Stored entries:
▼

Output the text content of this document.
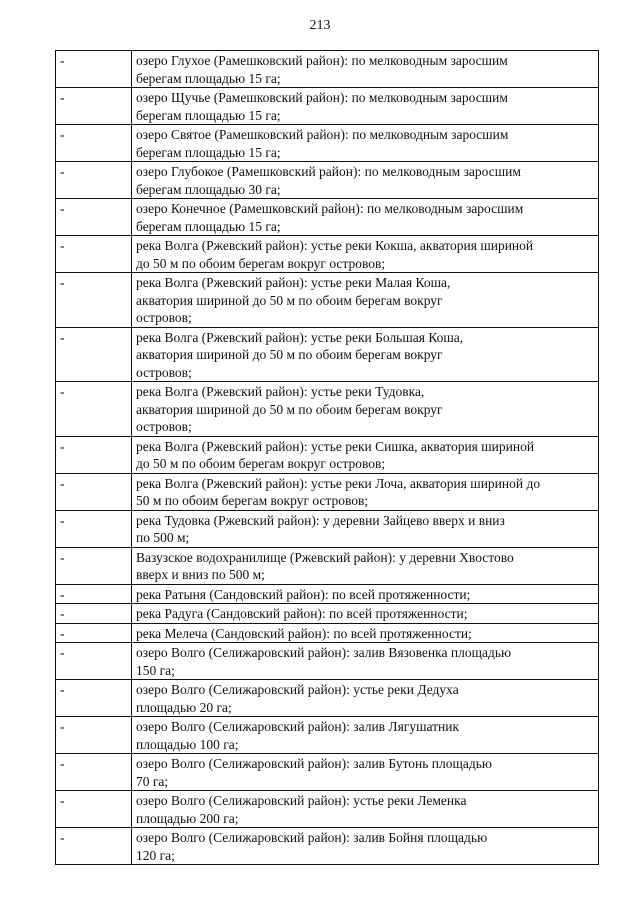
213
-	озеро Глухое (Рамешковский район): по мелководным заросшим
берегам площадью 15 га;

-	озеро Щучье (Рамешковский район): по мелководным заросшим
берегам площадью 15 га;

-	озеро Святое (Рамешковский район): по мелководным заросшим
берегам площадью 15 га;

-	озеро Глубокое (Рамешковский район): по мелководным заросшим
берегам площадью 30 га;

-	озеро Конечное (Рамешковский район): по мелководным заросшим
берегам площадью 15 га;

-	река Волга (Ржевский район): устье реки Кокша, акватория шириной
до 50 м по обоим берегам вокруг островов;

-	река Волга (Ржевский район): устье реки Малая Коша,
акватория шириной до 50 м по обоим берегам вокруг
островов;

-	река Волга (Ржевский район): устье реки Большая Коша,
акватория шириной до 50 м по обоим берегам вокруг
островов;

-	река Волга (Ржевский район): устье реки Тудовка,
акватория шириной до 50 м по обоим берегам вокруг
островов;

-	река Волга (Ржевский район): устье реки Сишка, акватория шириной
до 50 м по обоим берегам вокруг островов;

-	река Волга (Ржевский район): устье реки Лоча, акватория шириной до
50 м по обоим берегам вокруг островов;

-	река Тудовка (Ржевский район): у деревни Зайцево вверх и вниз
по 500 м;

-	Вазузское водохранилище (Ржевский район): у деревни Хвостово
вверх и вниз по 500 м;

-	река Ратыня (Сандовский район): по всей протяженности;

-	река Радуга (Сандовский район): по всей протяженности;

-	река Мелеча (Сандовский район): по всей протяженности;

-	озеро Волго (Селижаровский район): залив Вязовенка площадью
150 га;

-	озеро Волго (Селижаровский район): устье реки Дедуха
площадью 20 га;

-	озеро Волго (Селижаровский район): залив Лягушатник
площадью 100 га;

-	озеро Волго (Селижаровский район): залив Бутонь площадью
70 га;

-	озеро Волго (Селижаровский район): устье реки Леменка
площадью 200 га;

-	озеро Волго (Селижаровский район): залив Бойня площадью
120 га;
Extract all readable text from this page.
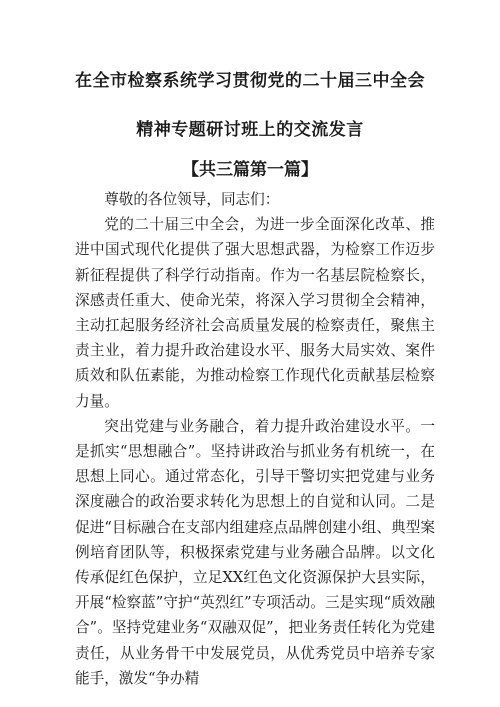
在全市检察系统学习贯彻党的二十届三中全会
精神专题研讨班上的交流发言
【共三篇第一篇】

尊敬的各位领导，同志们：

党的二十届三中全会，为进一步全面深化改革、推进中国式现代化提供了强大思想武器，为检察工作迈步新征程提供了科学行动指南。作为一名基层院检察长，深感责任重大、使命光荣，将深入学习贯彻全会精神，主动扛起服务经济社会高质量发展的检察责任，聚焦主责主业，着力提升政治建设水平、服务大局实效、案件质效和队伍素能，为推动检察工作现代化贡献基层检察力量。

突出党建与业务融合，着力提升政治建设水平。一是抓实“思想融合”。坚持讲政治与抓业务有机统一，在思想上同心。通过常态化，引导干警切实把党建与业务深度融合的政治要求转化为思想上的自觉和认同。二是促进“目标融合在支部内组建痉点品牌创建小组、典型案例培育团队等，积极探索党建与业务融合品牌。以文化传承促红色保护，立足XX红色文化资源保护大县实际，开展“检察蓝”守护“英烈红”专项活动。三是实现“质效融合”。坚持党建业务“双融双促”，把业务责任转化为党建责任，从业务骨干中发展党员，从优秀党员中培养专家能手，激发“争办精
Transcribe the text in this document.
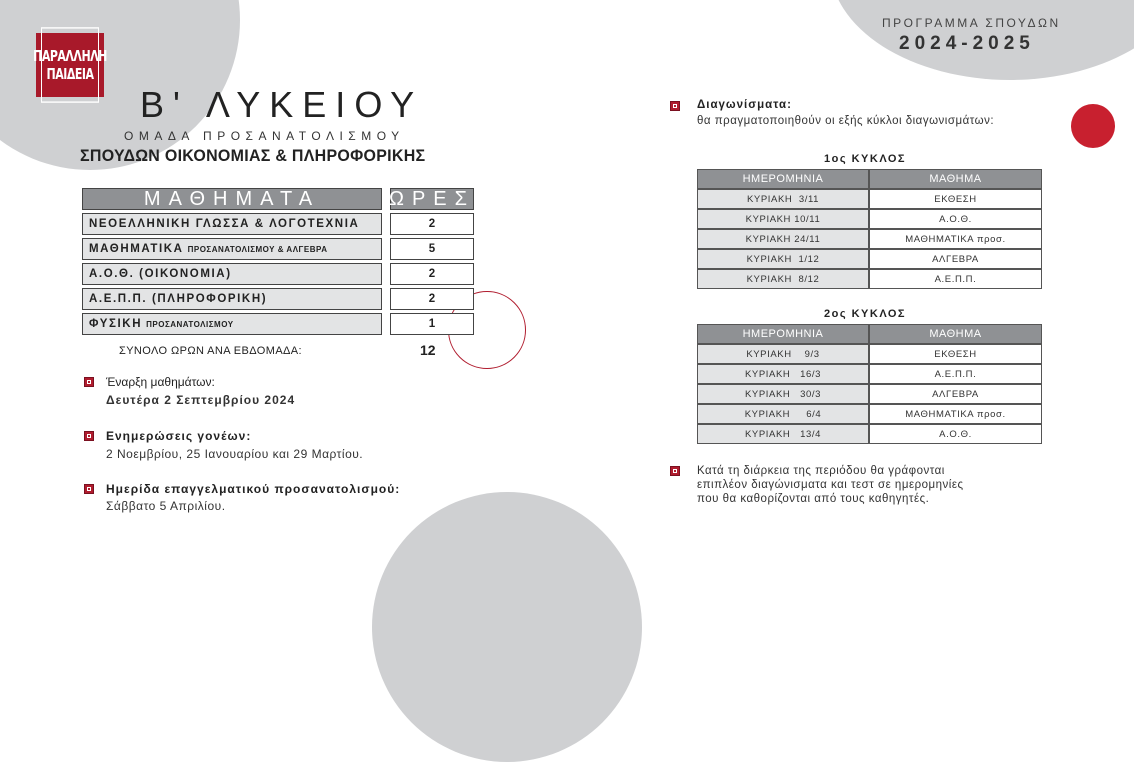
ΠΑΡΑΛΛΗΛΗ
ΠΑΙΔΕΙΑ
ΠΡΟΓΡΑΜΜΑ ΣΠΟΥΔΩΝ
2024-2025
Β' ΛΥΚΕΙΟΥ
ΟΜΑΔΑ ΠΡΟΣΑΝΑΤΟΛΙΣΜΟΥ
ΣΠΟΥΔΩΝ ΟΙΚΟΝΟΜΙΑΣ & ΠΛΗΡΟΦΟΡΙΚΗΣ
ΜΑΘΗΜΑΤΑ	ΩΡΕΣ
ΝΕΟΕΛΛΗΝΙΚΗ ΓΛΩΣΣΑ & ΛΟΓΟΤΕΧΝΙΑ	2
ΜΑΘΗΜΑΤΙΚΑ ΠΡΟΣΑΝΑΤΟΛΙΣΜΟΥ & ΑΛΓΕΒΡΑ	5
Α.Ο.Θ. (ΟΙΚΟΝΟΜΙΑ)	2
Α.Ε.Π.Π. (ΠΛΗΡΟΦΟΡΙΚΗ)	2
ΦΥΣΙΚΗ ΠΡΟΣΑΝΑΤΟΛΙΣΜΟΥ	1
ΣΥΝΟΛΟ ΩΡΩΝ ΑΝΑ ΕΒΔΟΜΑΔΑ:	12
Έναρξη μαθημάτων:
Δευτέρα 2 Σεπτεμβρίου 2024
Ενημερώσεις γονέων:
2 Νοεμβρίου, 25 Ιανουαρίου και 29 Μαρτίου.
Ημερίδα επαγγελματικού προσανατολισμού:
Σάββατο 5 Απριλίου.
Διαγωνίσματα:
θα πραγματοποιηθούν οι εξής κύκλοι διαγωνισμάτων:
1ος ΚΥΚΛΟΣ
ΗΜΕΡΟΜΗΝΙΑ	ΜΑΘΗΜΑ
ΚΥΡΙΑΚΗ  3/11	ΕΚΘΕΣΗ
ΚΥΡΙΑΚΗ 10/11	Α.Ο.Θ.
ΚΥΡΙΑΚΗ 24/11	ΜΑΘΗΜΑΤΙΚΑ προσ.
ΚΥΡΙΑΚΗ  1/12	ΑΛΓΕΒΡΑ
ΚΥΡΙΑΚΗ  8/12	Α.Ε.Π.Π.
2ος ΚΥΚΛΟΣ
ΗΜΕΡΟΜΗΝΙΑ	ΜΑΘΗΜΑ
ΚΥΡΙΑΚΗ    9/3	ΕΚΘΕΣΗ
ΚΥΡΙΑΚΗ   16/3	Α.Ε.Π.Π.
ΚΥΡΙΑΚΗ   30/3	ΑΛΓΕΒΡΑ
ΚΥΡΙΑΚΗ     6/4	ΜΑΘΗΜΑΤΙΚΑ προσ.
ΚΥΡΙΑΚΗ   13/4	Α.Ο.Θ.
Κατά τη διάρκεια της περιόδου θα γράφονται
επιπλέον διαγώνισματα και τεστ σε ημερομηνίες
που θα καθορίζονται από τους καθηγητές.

▲

* What is required: Copy all lines above containing the string "вверх".

* Solution:
-	река Тудовка (Ржевский район): у деревни Зайцево вверх и вниз
вверх и вниз по 500 м;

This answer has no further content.